**To do:**
Return each line of the records with nothing changed, pictures excepted.

**Dataset excerpts:**
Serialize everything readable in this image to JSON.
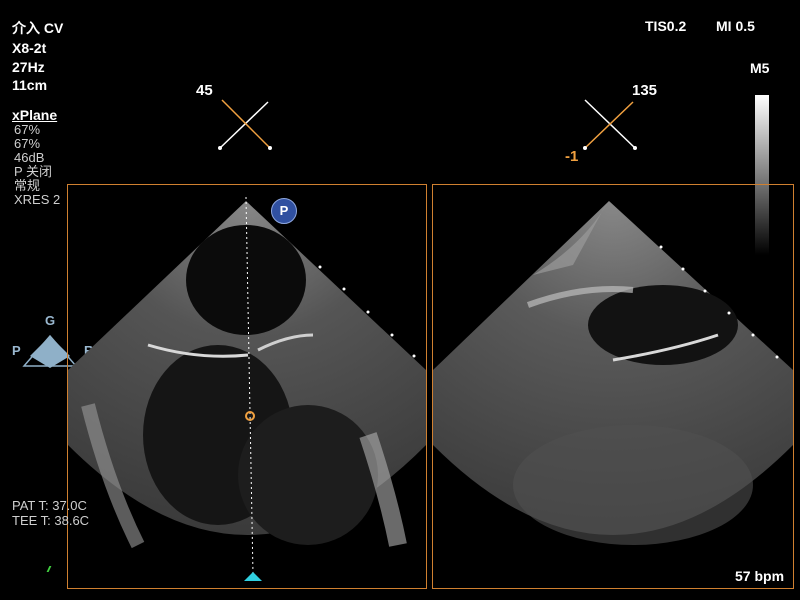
{
  "header": {
    "mode": "介入 CV",
    "probe": "X8-2t",
    "frame_rate": "27Hz",
    "depth": "11cm",
    "tis": "TIS0.2",
    "mi": "MI 0.5",
    "map": "M5"
  },
  "settings": {
    "xplane_title": "xPlane",
    "lines": [
      "67%",
      "67%",
      "46dB",
      "P 关闭",
      "常规",
      "XRES 2"
    ]
  },
  "orientation": {
    "top": "G",
    "left": "P",
    "right": "R"
  },
  "left_plane": {
    "angle": "45",
    "marker": "P"
  },
  "right_plane": {
    "angle": "135",
    "tilt": "-1"
  },
  "temperatures": {
    "patient": "PAT T: 37.0C",
    "tee": "TEE T: 38.6C"
  },
  "heart_rate": "57 bpm",
  "colors": {
    "frame": "#d08030",
    "accent": "#f0a040",
    "cursor": "#30d0e0"
  }
}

**Complete output:**
Serialize everything readable in this image to JSON.
{
  "header": {
    "mode": "介入 CV",
    "probe": "X8-2t",
    "frame_rate": "27Hz",
    "depth": "11cm",
    "tis": "TIS0.2",
    "mi": "MI 0.5",
    "map": "M5"
  },
  "settings": {
    "xplane_title": "xPlane",
    "lines": [
      "67%",
      "67%",
      "46dB",
      "P 关闭",
      "常规",
      "XRES 2"
    ]
  },
  "orientation": {
    "top": "G",
    "left": "P",
    "right": "R"
  },
  "left_plane": {
    "angle": "45",
    "marker": "P"
  },
  "right_plane": {
    "angle": "135",
    "tilt": "-1"
  },
  "temperatures": {
    "patient": "PAT T: 37.0C",
    "tee": "TEE T: 38.6C"
  },
  "heart_rate": "57 bpm",
  "colors": {
    "frame": "#d08030",
    "accent": "#f0a040",
    "cursor": "#30d0e0"
  }
}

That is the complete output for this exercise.